» DATA LISTING

** BEGIN **

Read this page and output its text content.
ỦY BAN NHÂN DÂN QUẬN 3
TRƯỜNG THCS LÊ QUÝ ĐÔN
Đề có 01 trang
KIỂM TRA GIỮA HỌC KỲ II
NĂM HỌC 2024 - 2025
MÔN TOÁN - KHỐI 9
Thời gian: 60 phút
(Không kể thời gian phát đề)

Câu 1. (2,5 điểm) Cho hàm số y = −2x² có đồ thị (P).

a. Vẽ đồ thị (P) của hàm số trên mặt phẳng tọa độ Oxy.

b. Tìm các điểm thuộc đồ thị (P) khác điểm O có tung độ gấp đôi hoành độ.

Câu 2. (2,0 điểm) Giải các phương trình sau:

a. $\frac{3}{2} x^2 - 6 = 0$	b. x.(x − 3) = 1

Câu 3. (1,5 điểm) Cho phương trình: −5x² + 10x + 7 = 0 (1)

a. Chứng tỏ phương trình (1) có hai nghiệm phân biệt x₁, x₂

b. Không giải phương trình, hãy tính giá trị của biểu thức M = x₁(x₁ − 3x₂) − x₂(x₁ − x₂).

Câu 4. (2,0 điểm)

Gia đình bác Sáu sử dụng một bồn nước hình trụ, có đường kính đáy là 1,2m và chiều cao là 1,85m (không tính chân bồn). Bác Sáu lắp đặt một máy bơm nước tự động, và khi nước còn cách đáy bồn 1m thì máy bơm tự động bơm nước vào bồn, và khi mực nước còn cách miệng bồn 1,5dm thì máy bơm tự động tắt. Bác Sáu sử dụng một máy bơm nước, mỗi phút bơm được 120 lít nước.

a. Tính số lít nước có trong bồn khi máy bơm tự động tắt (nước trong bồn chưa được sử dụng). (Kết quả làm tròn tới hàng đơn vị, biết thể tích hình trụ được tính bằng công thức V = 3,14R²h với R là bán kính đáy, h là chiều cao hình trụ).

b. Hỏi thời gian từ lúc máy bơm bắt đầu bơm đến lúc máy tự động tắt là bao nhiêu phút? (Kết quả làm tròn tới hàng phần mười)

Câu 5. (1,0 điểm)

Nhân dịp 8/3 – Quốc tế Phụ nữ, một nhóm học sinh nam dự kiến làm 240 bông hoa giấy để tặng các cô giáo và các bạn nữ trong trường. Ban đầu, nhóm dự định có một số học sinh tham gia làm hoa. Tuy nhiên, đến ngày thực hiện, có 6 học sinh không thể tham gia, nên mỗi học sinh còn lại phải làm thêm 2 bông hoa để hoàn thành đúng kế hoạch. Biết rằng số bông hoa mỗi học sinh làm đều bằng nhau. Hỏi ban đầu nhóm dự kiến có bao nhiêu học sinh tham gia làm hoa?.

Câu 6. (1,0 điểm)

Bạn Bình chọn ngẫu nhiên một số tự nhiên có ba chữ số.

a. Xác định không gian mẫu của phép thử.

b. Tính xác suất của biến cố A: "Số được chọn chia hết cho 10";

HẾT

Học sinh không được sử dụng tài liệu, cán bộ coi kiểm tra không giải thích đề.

** END **

» WRITTEN EXERCISE
Check every line for "gian" and show the ones that have it.

» TASK OUTPUT
Thời gian: 60 phút
(Không kể thời gian phát đề)
b. Hỏi thời gian từ lúc máy bơm bắt đầu bơm đến lúc máy tự động tắt là bao nhiêu phút? (Kết quả làm tròn tới hàng phần mười)
a. Xác định không gian mẫu của phép thử.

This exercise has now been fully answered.